══ SUPPLIED DATA

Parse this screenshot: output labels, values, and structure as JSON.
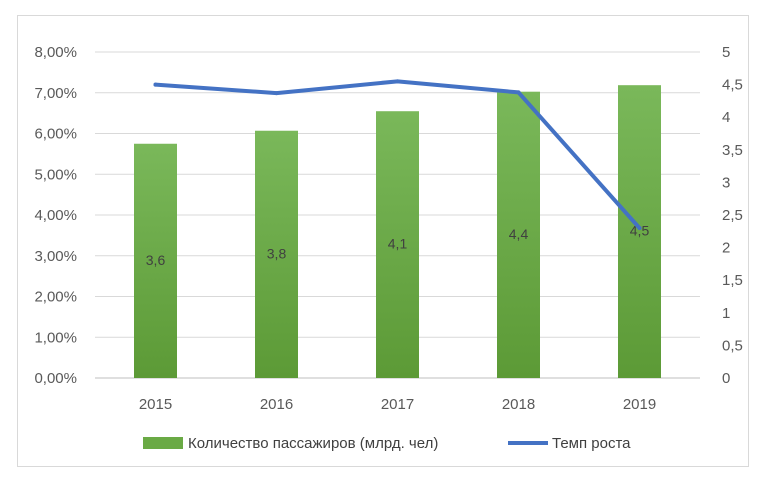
{
  "chart_data": {
    "type": "bar",
    "categories": [
      "2015",
      "2016",
      "2017",
      "2018",
      "2019"
    ],
    "series": [
      {
        "name": "Количество пассажиров (млрд. чел)",
        "chart_type": "bar",
        "axis": "left",
        "values": [
          3.6,
          3.8,
          4.1,
          4.4,
          4.5
        ],
        "data_labels": [
          "3,6",
          "3,8",
          "4,1",
          "4,4",
          "4,5"
        ],
        "color": "#6aaa45"
      },
      {
        "name": "Темп роста",
        "chart_type": "line",
        "axis": "right",
        "values": [
          4.5,
          4.37,
          4.55,
          4.38,
          2.3
        ],
        "color": "#4472c4"
      }
    ],
    "y_left": {
      "ticks": [
        "0,00%",
        "1,00%",
        "2,00%",
        "3,00%",
        "4,00%",
        "5,00%",
        "6,00%",
        "7,00%",
        "8,00%"
      ],
      "range": [
        0,
        8
      ]
    },
    "y_right": {
      "ticks": [
        "0",
        "0,5",
        "1",
        "1,5",
        "2",
        "2,5",
        "3",
        "3,5",
        "4",
        "4,5",
        "5"
      ],
      "range": [
        0,
        5
      ]
    },
    "grid": true,
    "legend_position": "bottom"
  }
}
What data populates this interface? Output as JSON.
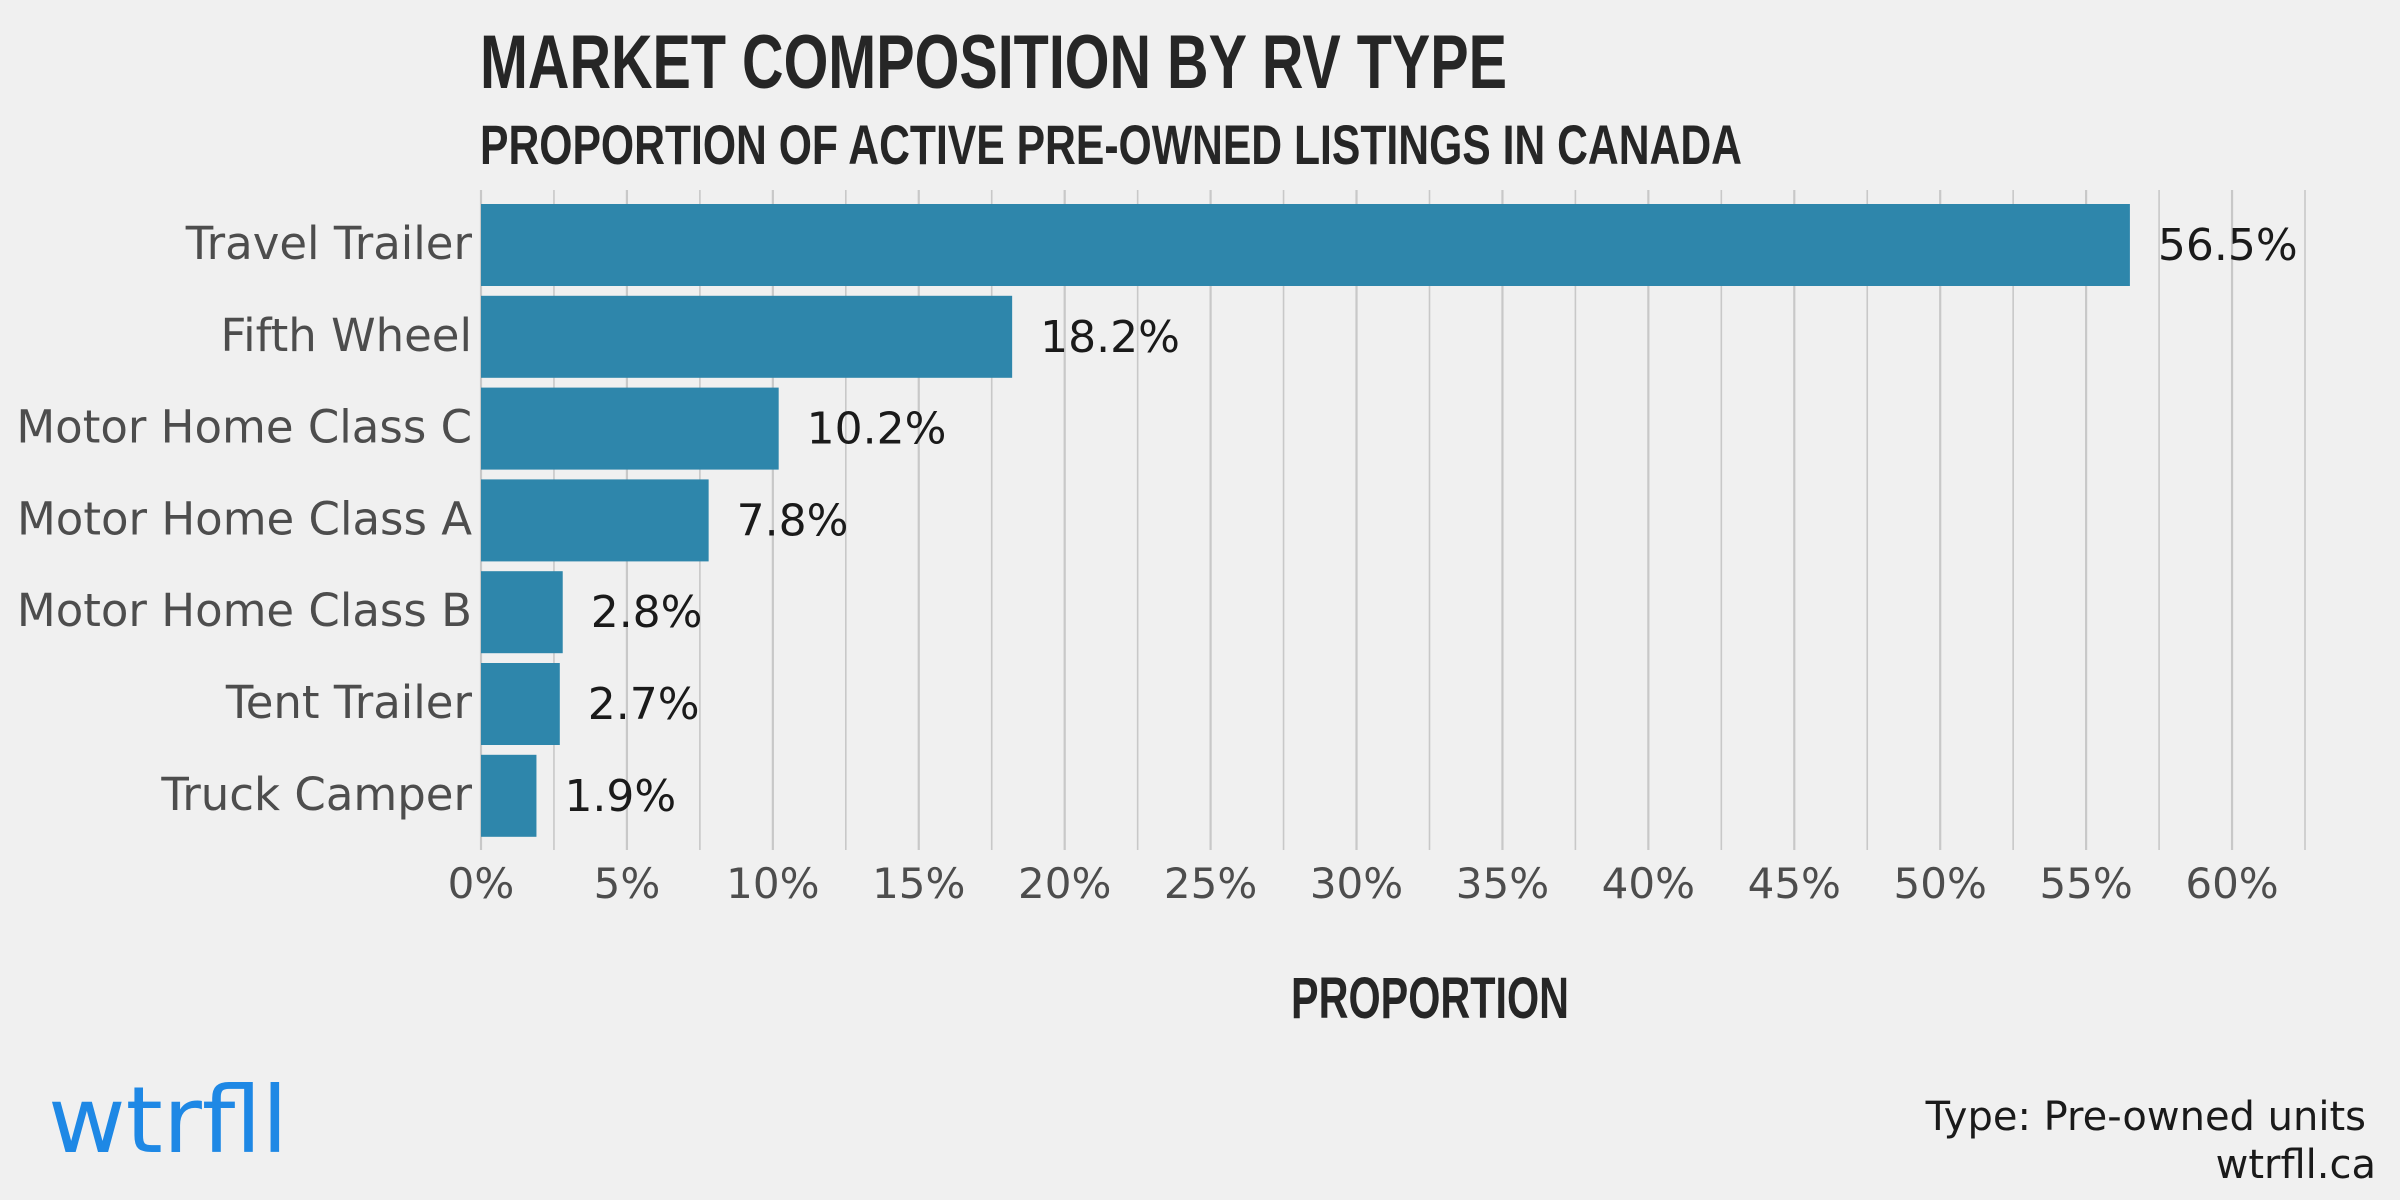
{
  "chart_data": {
    "type": "bar",
    "orientation": "horizontal",
    "title": "MARKET COMPOSITION BY RV TYPE",
    "subtitle": "PROPORTION OF ACTIVE PRE-OWNED LISTINGS IN CANADA",
    "xlabel": "PROPORTION",
    "ylabel": "",
    "categories": [
      "Travel Trailer",
      "Fifth Wheel",
      "Motor Home Class C",
      "Motor Home Class A",
      "Motor Home Class B",
      "Tent Trailer",
      "Truck Camper"
    ],
    "values": [
      56.5,
      18.2,
      10.2,
      7.8,
      2.8,
      2.7,
      1.9
    ],
    "data_labels": [
      "56.5%",
      "18.2%",
      "10.2%",
      "7.8%",
      "2.8%",
      "2.7%",
      "1.9%"
    ],
    "xlim": [
      0,
      62.5
    ],
    "x_ticks": [
      0,
      5,
      10,
      15,
      20,
      25,
      30,
      35,
      40,
      45,
      50,
      55,
      60
    ],
    "x_tick_labels": [
      "0%",
      "5%",
      "10%",
      "15%",
      "20%",
      "25%",
      "30%",
      "35%",
      "40%",
      "45%",
      "50%",
      "55%",
      "60%"
    ],
    "grid": true,
    "legend": "none",
    "bar_color": "#2e86ab",
    "grid_color": "#c8c8c8"
  },
  "branding": {
    "logo": "wtrfll",
    "logo_color": "#1e88e5"
  },
  "caption": {
    "line1": "Type: Pre-owned units",
    "line2": "wtrfll.ca"
  }
}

════

PROBLEM STATEMENT: Take the listing above and restate it word for word, without its pictures.

FULL ANSWER:
Parse this screenshot: output labels, values, and structure as JSON.
{
  "chart_data": {
    "type": "bar",
    "categories": [
      "2015",
      "2016",
      "2017",
      "2018",
      "2019"
    ],
    "series": [
      {
        "name": "Количество пассажиров (млрд. чел)",
        "chart_type": "bar",
        "axis": "left",
        "values": [
          3.6,
          3.8,
          4.1,
          4.4,
          4.5
        ],
        "data_labels": [
          "3,6",
          "3,8",
          "4,1",
          "4,4",
          "4,5"
        ],
        "color": "#6aaa45"
      },
      {
        "name": "Темп роста",
        "chart_type": "line",
        "axis": "right",
        "values": [
          4.5,
          4.37,
          4.55,
          4.38,
          2.3
        ],
        "color": "#4472c4"
      }
    ],
    "y_left": {
      "ticks": [
        "0,00%",
        "1,00%",
        "2,00%",
        "3,00%",
        "4,00%",
        "5,00%",
        "6,00%",
        "7,00%",
        "8,00%"
      ],
      "range": [
        0,
        8
      ]
    },
    "y_right": {
      "ticks": [
        "0",
        "0,5",
        "1",
        "1,5",
        "2",
        "2,5",
        "3",
        "3,5",
        "4",
        "4,5",
        "5"
      ],
      "range": [
        0,
        5
      ]
    },
    "grid": true,
    "legend_position": "bottom"
  }
}
What data populates this interface? Output as JSON.
{
  "chart_data": {
    "type": "bar",
    "orientation": "horizontal",
    "title": "MARKET COMPOSITION BY RV TYPE",
    "subtitle": "PROPORTION OF ACTIVE PRE-OWNED LISTINGS IN CANADA",
    "xlabel": "PROPORTION",
    "ylabel": "",
    "categories": [
      "Travel Trailer",
      "Fifth Wheel",
      "Motor Home Class C",
      "Motor Home Class A",
      "Motor Home Class B",
      "Tent Trailer",
      "Truck Camper"
    ],
    "values": [
      56.5,
      18.2,
      10.2,
      7.8,
      2.8,
      2.7,
      1.9
    ],
    "data_labels": [
      "56.5%",
      "18.2%",
      "10.2%",
      "7.8%",
      "2.8%",
      "2.7%",
      "1.9%"
    ],
    "xlim": [
      0,
      62.5
    ],
    "x_ticks": [
      0,
      5,
      10,
      15,
      20,
      25,
      30,
      35,
      40,
      45,
      50,
      55,
      60
    ],
    "x_tick_labels": [
      "0%",
      "5%",
      "10%",
      "15%",
      "20%",
      "25%",
      "30%",
      "35%",
      "40%",
      "45%",
      "50%",
      "55%",
      "60%"
    ],
    "grid": true,
    "legend": "none",
    "bar_color": "#2e86ab",
    "grid_color": "#c8c8c8"
  },
  "branding": {
    "logo": "wtrfll",
    "logo_color": "#1e88e5"
  },
  "caption": {
    "line1": "Type: Pre-owned units",
    "line2": "wtrfll.ca"
  }
}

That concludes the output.